+++ Supplied records +++

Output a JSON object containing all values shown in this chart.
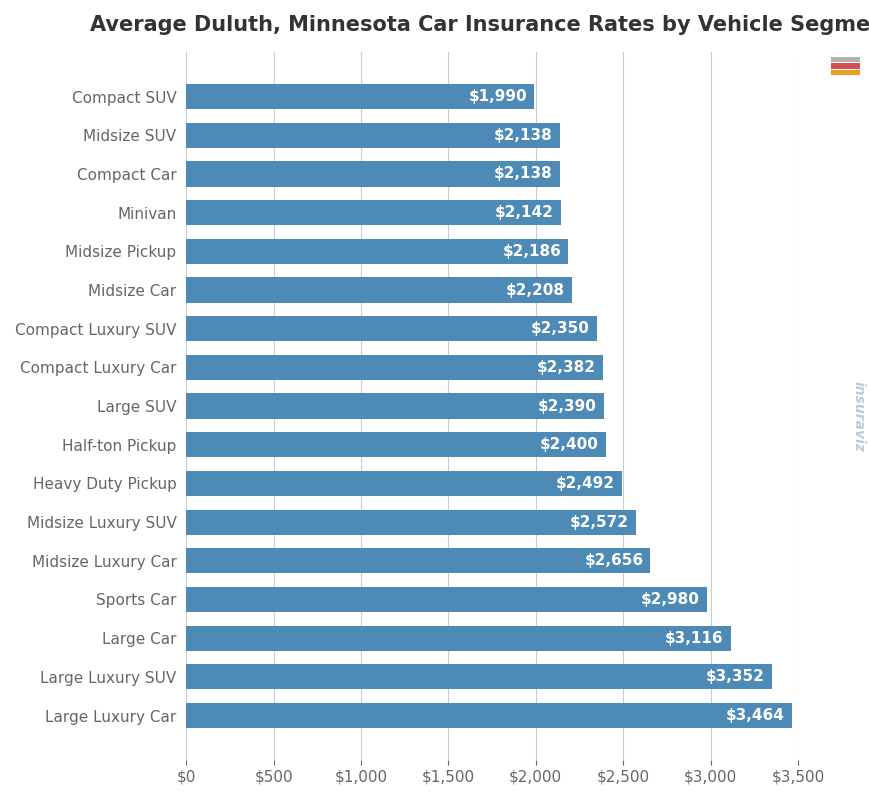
{
  "title": "Average Duluth, Minnesota Car Insurance Rates by Vehicle Segment",
  "categories": [
    "Compact SUV",
    "Midsize SUV",
    "Compact Car",
    "Minivan",
    "Midsize Pickup",
    "Midsize Car",
    "Compact Luxury SUV",
    "Compact Luxury Car",
    "Large SUV",
    "Half-ton Pickup",
    "Heavy Duty Pickup",
    "Midsize Luxury SUV",
    "Midsize Luxury Car",
    "Sports Car",
    "Large Car",
    "Large Luxury SUV",
    "Large Luxury Car"
  ],
  "values": [
    1990,
    2138,
    2138,
    2142,
    2186,
    2208,
    2350,
    2382,
    2390,
    2400,
    2492,
    2572,
    2656,
    2980,
    3116,
    3352,
    3464
  ],
  "bar_color": "#4d8ab5",
  "label_color": "#ffffff",
  "background_color": "#ffffff",
  "grid_color": "#cccccc",
  "title_color": "#333333",
  "tick_label_color": "#666666",
  "xlim": [
    0,
    3500
  ],
  "xticks": [
    0,
    500,
    1000,
    1500,
    2000,
    2500,
    3000,
    3500
  ],
  "title_fontsize": 15,
  "label_fontsize": 11,
  "tick_fontsize": 11,
  "bar_height": 0.65,
  "figsize": [
    8.7,
    8.0
  ],
  "dpi": 100
}
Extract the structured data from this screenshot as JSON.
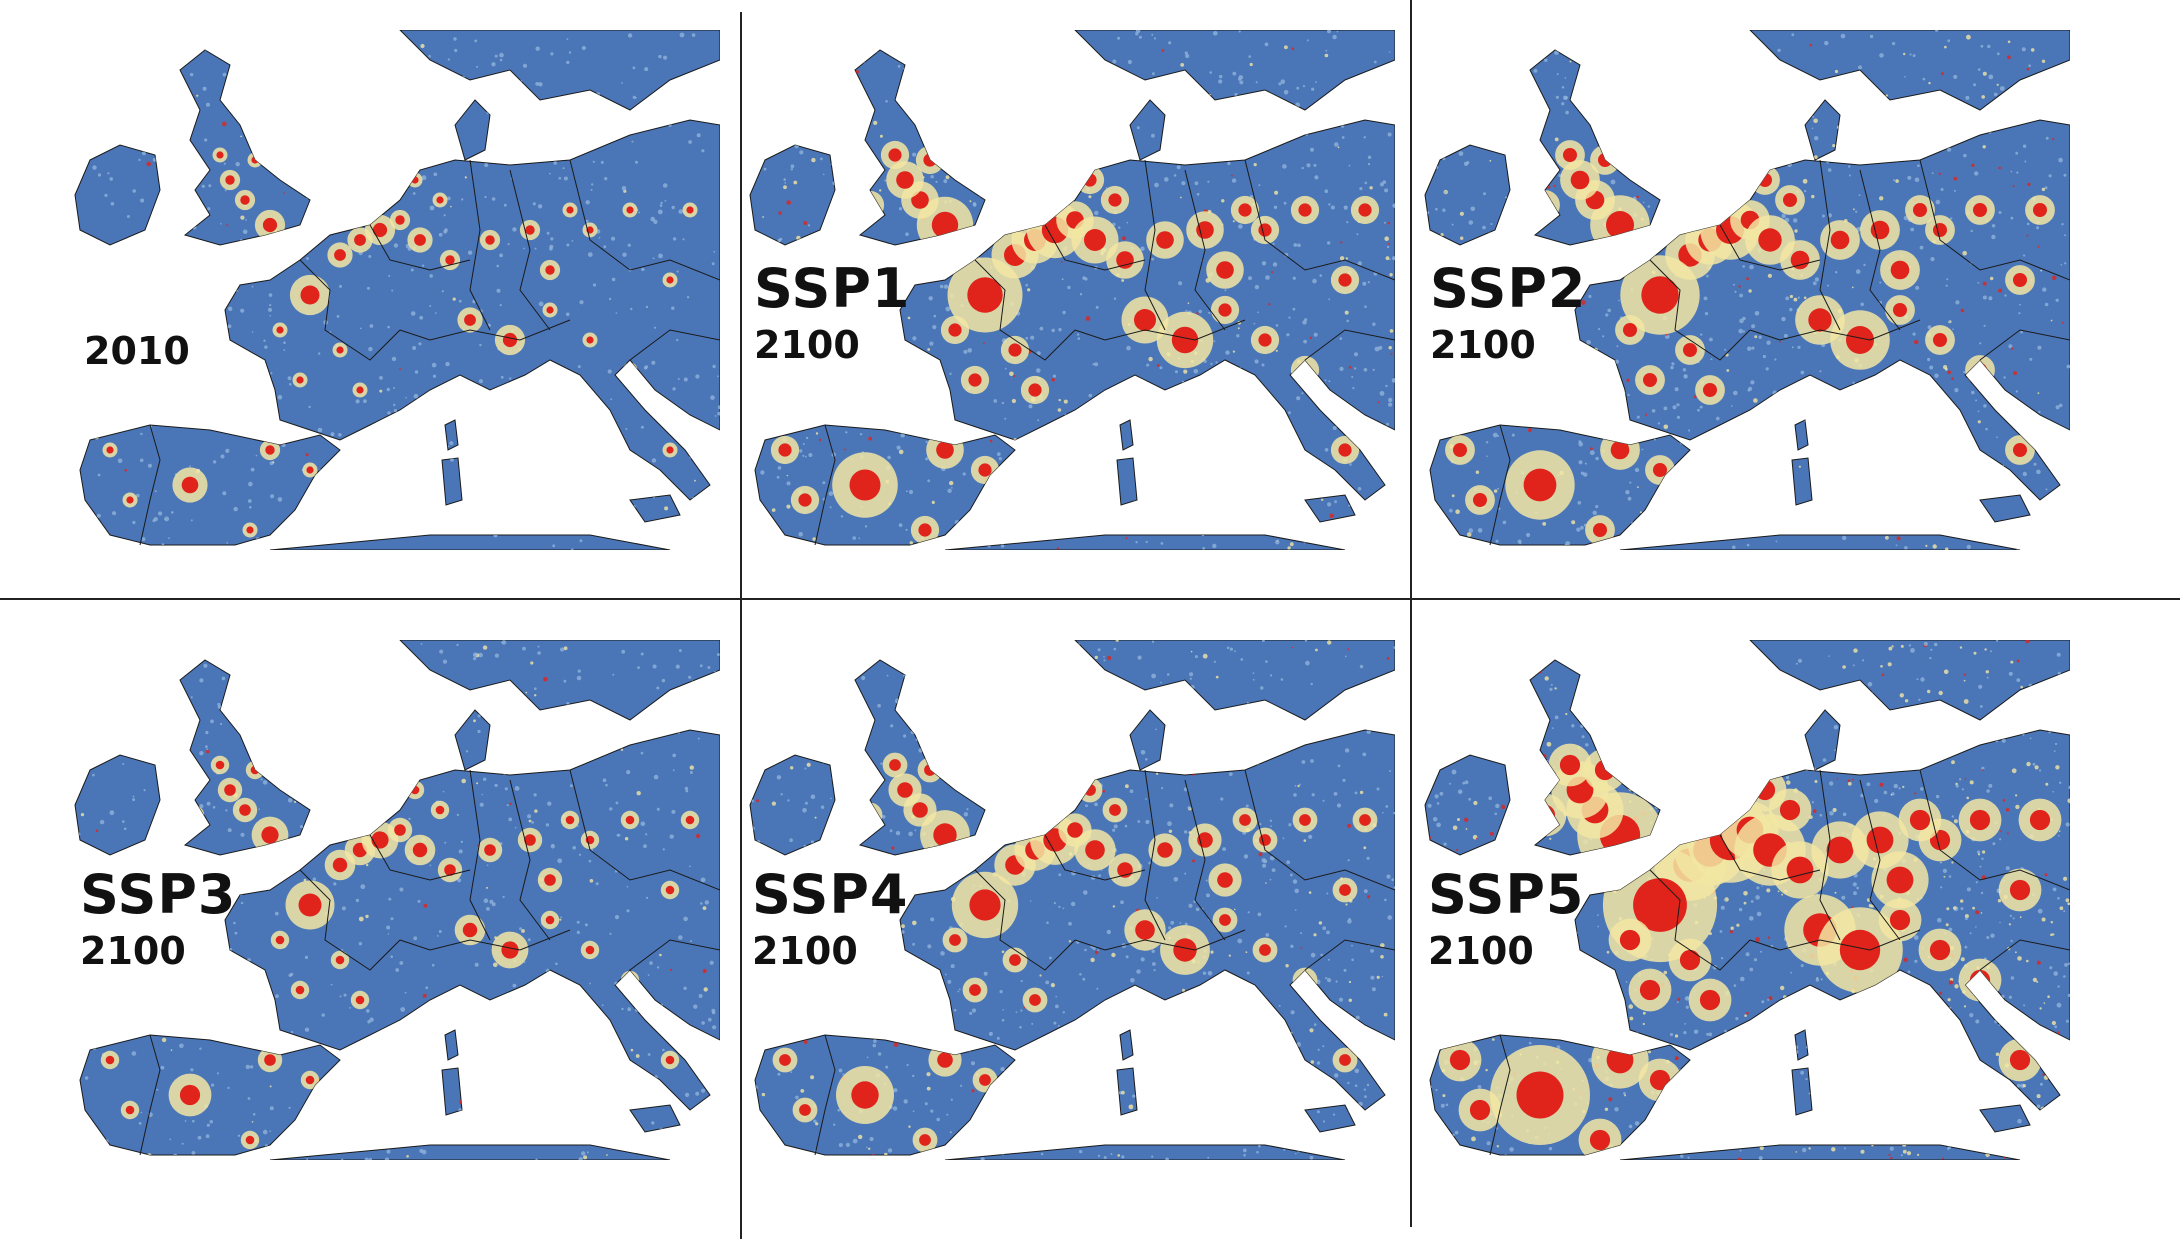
{
  "colors": {
    "sea": "#ffffff",
    "land": "#4a76b8",
    "low": "#8fb3d9",
    "mid": "#f2e6a3",
    "high": "#e0241b",
    "border": "#1a1a1a"
  },
  "panels": [
    {
      "id": "p2010",
      "scenario": "",
      "year": "2010",
      "intensity": 0.15
    },
    {
      "id": "pssp1",
      "scenario": "SSP1",
      "year": "2100",
      "intensity": 0.55
    },
    {
      "id": "pssp2",
      "scenario": "SSP2",
      "year": "2100",
      "intensity": 0.6
    },
    {
      "id": "pssp3",
      "scenario": "SSP3",
      "year": "2100",
      "intensity": 0.25
    },
    {
      "id": "pssp4",
      "scenario": "SSP4",
      "year": "2100",
      "intensity": 0.45
    },
    {
      "id": "pssp5",
      "scenario": "SSP5",
      "year": "2100",
      "intensity": 1.0
    }
  ]
}
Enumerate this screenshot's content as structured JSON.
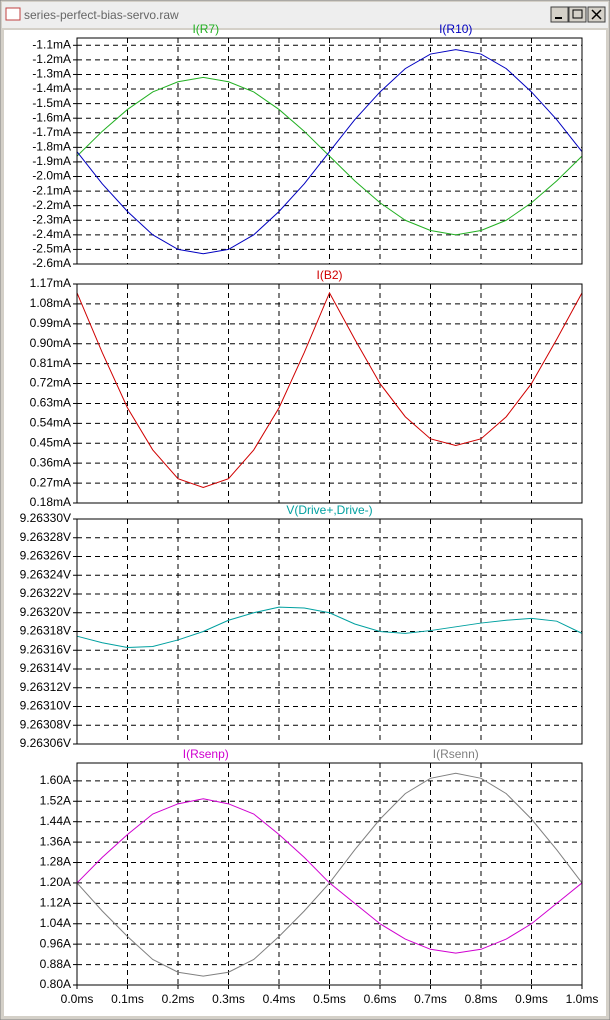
{
  "window": {
    "title": "series-perfect-bias-servo.raw"
  },
  "chart_data": [
    {
      "type": "line",
      "xlim": [
        0,
        1
      ],
      "ylim": [
        -2.6,
        -1.05
      ],
      "grid": true,
      "x": [
        0,
        0.05,
        0.1,
        0.15,
        0.2,
        0.25,
        0.3,
        0.35,
        0.4,
        0.45,
        0.5,
        0.55,
        0.6,
        0.65,
        0.7,
        0.75,
        0.8,
        0.85,
        0.9,
        0.95,
        1
      ],
      "yticks": [
        {
          "value": -1.1,
          "label": "-1.1mA"
        },
        {
          "value": -1.2,
          "label": "-1.2mA"
        },
        {
          "value": -1.3,
          "label": "-1.3mA"
        },
        {
          "value": -1.4,
          "label": "-1.4mA"
        },
        {
          "value": -1.5,
          "label": "-1.5mA"
        },
        {
          "value": -1.6,
          "label": "-1.6mA"
        },
        {
          "value": -1.7,
          "label": "-1.7mA"
        },
        {
          "value": -1.8,
          "label": "-1.8mA"
        },
        {
          "value": -1.9,
          "label": "-1.9mA"
        },
        {
          "value": -2.0,
          "label": "-2.0mA"
        },
        {
          "value": -2.1,
          "label": "-2.1mA"
        },
        {
          "value": -2.2,
          "label": "-2.2mA"
        },
        {
          "value": -2.3,
          "label": "-2.3mA"
        },
        {
          "value": -2.4,
          "label": "-2.4mA"
        },
        {
          "value": -2.5,
          "label": "-2.5mA"
        },
        {
          "value": -2.6,
          "label": "-2.6mA"
        }
      ],
      "series": [
        {
          "name": "I(R7)",
          "color": "#22b022",
          "values": [
            -1.86,
            -1.69,
            -1.54,
            -1.42,
            -1.35,
            -1.32,
            -1.35,
            -1.42,
            -1.54,
            -1.69,
            -1.86,
            -2.03,
            -2.18,
            -2.3,
            -2.37,
            -2.4,
            -2.37,
            -2.3,
            -2.18,
            -2.03,
            -1.86
          ]
        },
        {
          "name": "I(R10)",
          "color": "#0000c0",
          "values": [
            -1.83,
            -2.05,
            -2.24,
            -2.4,
            -2.5,
            -2.53,
            -2.5,
            -2.4,
            -2.24,
            -2.05,
            -1.83,
            -1.61,
            -1.42,
            -1.26,
            -1.16,
            -1.13,
            -1.16,
            -1.26,
            -1.42,
            -1.61,
            -1.83
          ]
        }
      ]
    },
    {
      "type": "line",
      "xlim": [
        0,
        1
      ],
      "ylim": [
        0.18,
        1.17
      ],
      "grid": true,
      "x": [
        0,
        0.05,
        0.1,
        0.15,
        0.2,
        0.25,
        0.3,
        0.35,
        0.4,
        0.45,
        0.5,
        0.55,
        0.6,
        0.65,
        0.7,
        0.75,
        0.8,
        0.85,
        0.9,
        0.95,
        1
      ],
      "yticks": [
        {
          "value": 1.17,
          "label": "1.17mA"
        },
        {
          "value": 1.08,
          "label": "1.08mA"
        },
        {
          "value": 0.99,
          "label": "0.99mA"
        },
        {
          "value": 0.9,
          "label": "0.90mA"
        },
        {
          "value": 0.81,
          "label": "0.81mA"
        },
        {
          "value": 0.72,
          "label": "0.72mA"
        },
        {
          "value": 0.63,
          "label": "0.63mA"
        },
        {
          "value": 0.54,
          "label": "0.54mA"
        },
        {
          "value": 0.45,
          "label": "0.45mA"
        },
        {
          "value": 0.36,
          "label": "0.36mA"
        },
        {
          "value": 0.27,
          "label": "0.27mA"
        },
        {
          "value": 0.18,
          "label": "0.18mA"
        }
      ],
      "series": [
        {
          "name": "I(B2)",
          "color": "#d00000",
          "values": [
            1.13,
            0.86,
            0.61,
            0.42,
            0.29,
            0.25,
            0.29,
            0.42,
            0.61,
            0.86,
            1.13,
            0.92,
            0.72,
            0.57,
            0.47,
            0.44,
            0.47,
            0.57,
            0.72,
            0.92,
            1.13
          ]
        }
      ]
    },
    {
      "type": "line",
      "xlim": [
        0,
        1
      ],
      "ylim": [
        9.26306,
        9.2633
      ],
      "grid": true,
      "x": [
        0,
        0.05,
        0.1,
        0.15,
        0.2,
        0.25,
        0.3,
        0.35,
        0.4,
        0.45,
        0.5,
        0.55,
        0.6,
        0.65,
        0.7,
        0.75,
        0.8,
        0.85,
        0.9,
        0.95,
        1
      ],
      "yticks": [
        {
          "value": 9.2633,
          "label": "9.26330V"
        },
        {
          "value": 9.26328,
          "label": "9.26328V"
        },
        {
          "value": 9.26326,
          "label": "9.26326V"
        },
        {
          "value": 9.26324,
          "label": "9.26324V"
        },
        {
          "value": 9.26322,
          "label": "9.26322V"
        },
        {
          "value": 9.2632,
          "label": "9.26320V"
        },
        {
          "value": 9.26318,
          "label": "9.26318V"
        },
        {
          "value": 9.26316,
          "label": "9.26316V"
        },
        {
          "value": 9.26314,
          "label": "9.26314V"
        },
        {
          "value": 9.26312,
          "label": "9.26312V"
        },
        {
          "value": 9.2631,
          "label": "9.26310V"
        },
        {
          "value": 9.26308,
          "label": "9.26308V"
        },
        {
          "value": 9.26306,
          "label": "9.26306V"
        }
      ],
      "series": [
        {
          "name": "V(Drive+,Drive-)",
          "color": "#00a0a0",
          "values": [
            9.263175,
            9.263168,
            9.263163,
            9.263164,
            9.263171,
            9.26318,
            9.263192,
            9.2632,
            9.263206,
            9.263205,
            9.2632,
            9.263188,
            9.26318,
            9.263178,
            9.263181,
            9.263185,
            9.263189,
            9.263192,
            9.263194,
            9.263191,
            9.263178
          ]
        }
      ]
    },
    {
      "type": "line",
      "xlim": [
        0,
        1
      ],
      "ylim": [
        0.8,
        1.67
      ],
      "grid": true,
      "x": [
        0,
        0.05,
        0.1,
        0.15,
        0.2,
        0.25,
        0.3,
        0.35,
        0.4,
        0.45,
        0.5,
        0.55,
        0.6,
        0.65,
        0.7,
        0.75,
        0.8,
        0.85,
        0.9,
        0.95,
        1
      ],
      "xticks": [
        {
          "value": 0,
          "label": "0.0ms"
        },
        {
          "value": 0.1,
          "label": "0.1ms"
        },
        {
          "value": 0.2,
          "label": "0.2ms"
        },
        {
          "value": 0.3,
          "label": "0.3ms"
        },
        {
          "value": 0.4,
          "label": "0.4ms"
        },
        {
          "value": 0.5,
          "label": "0.5ms"
        },
        {
          "value": 0.6,
          "label": "0.6ms"
        },
        {
          "value": 0.7,
          "label": "0.7ms"
        },
        {
          "value": 0.8,
          "label": "0.8ms"
        },
        {
          "value": 0.9,
          "label": "0.9ms"
        },
        {
          "value": 1,
          "label": "1.0ms"
        }
      ],
      "yticks": [
        {
          "value": 1.6,
          "label": "1.60A"
        },
        {
          "value": 1.52,
          "label": "1.52A"
        },
        {
          "value": 1.44,
          "label": "1.44A"
        },
        {
          "value": 1.36,
          "label": "1.36A"
        },
        {
          "value": 1.28,
          "label": "1.28A"
        },
        {
          "value": 1.2,
          "label": "1.20A"
        },
        {
          "value": 1.12,
          "label": "1.12A"
        },
        {
          "value": 1.04,
          "label": "1.04A"
        },
        {
          "value": 0.96,
          "label": "0.96A"
        },
        {
          "value": 0.88,
          "label": "0.88A"
        },
        {
          "value": 0.8,
          "label": "0.80A"
        }
      ],
      "series": [
        {
          "name": "I(Rsenp)",
          "color": "#d000d0",
          "values": [
            1.2,
            1.3,
            1.39,
            1.47,
            1.51,
            1.53,
            1.51,
            1.47,
            1.39,
            1.3,
            1.2,
            1.12,
            1.04,
            0.98,
            0.94,
            0.925,
            0.94,
            0.98,
            1.04,
            1.12,
            1.2
          ]
        },
        {
          "name": "I(Rsenn)",
          "color": "#808080",
          "values": [
            1.2,
            1.09,
            0.99,
            0.9,
            0.85,
            0.835,
            0.85,
            0.9,
            0.99,
            1.09,
            1.2,
            1.33,
            1.45,
            1.55,
            1.61,
            1.63,
            1.61,
            1.55,
            1.45,
            1.33,
            1.2
          ]
        }
      ]
    }
  ]
}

+++

Exercise task
Read the entries and show each line that mentions "Midsize".

Task response
    "Midsize SUV",
    "Midsize Pickup",
    "Midsize Car",
    "Midsize Luxury SUV",
    "Midsize Luxury Car",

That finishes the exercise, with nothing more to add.